Start of Material provided
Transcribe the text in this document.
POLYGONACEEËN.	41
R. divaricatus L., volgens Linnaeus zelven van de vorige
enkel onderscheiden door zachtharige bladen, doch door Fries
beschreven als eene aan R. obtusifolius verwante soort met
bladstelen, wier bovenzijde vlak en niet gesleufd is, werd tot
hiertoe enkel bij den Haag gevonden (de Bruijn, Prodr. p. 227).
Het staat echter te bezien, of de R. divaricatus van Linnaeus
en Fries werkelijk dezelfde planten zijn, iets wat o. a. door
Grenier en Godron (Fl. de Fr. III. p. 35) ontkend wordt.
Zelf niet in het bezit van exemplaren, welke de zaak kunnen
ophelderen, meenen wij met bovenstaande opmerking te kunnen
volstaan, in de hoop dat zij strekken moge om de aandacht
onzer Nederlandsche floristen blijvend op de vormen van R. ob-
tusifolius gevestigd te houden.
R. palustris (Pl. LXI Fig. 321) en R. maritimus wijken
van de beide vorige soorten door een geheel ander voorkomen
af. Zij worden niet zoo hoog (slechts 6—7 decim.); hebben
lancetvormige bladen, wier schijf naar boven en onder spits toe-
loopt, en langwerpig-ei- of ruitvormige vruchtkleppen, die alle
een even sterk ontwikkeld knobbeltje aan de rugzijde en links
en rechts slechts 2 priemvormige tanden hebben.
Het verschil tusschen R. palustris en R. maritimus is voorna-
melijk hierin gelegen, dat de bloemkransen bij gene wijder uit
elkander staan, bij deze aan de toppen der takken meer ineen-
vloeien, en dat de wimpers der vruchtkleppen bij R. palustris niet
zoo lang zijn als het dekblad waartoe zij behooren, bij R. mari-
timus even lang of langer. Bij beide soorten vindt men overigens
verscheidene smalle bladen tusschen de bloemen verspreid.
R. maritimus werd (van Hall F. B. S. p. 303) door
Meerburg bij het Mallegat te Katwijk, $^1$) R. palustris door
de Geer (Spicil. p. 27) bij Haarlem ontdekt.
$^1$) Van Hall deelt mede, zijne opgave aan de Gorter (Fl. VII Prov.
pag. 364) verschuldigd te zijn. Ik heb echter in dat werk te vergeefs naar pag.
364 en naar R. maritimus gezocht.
End of Material provided
### Problem description:
The whole listing above should be copied out exactly.

### Response area:
Transcribe the text in this document.
POLYGONACEEËN.	41
R. divaricatus L., volgens Linnaeus zelven van de vorige
enkel onderscheiden door zachtharige bladen, doch door Fries
beschreven als eene aan R. obtusifolius verwante soort met
bladstelen, wier bovenzijde vlak en niet gesleufd is, werd tot
hiertoe enkel bij den Haag gevonden (de Bruijn, Prodr. p. 227).
Het staat echter te bezien, of de R. divaricatus van Linnaeus
en Fries werkelijk dezelfde planten zijn, iets wat o. a. door
Grenier en Godron (Fl. de Fr. III. p. 35) ontkend wordt.
Zelf niet in het bezit van exemplaren, welke de zaak kunnen
ophelderen, meenen wij met bovenstaande opmerking te kunnen
volstaan, in de hoop dat zij strekken moge om de aandacht
onzer Nederlandsche floristen blijvend op de vormen van R. ob-
tusifolius gevestigd te houden.
R. palustris (Pl. LXI Fig. 321) en R. maritimus wijken
van de beide vorige soorten door een geheel ander voorkomen
af. Zij worden niet zoo hoog (slechts 6—7 decim.); hebben
lancetvormige bladen, wier schijf naar boven en onder spits toe-
loopt, en langwerpig-ei- of ruitvormige vruchtkleppen, die alle
een even sterk ontwikkeld knobbeltje aan de rugzijde en links
en rechts slechts 2 priemvormige tanden hebben.
Het verschil tusschen R. palustris en R. maritimus is voorna-
melijk hierin gelegen, dat de bloemkransen bij gene wijder uit
elkander staan, bij deze aan de toppen der takken meer ineen-
vloeien, en dat de wimpers der vruchtkleppen bij R. palustris niet
zoo lang zijn als het dekblad waartoe zij behooren, bij R. mari-
timus even lang of langer. Bij beide soorten vindt men overigens
verscheidene smalle bladen tusschen de bloemen verspreid.
R. maritimus werd (van Hall F. B. S. p. 303) door
Meerburg bij het Mallegat te Katwijk, $^1$) R. palustris door
de Geer (Spicil. p. 27) bij Haarlem ontdekt.
$^1$) Van Hall deelt mede, zijne opgave aan de Gorter (Fl. VII Prov.
pag. 364) verschuldigd te zijn. Ik heb echter in dat werk te vergeefs naar pag.
364 en naar R. maritimus gezocht.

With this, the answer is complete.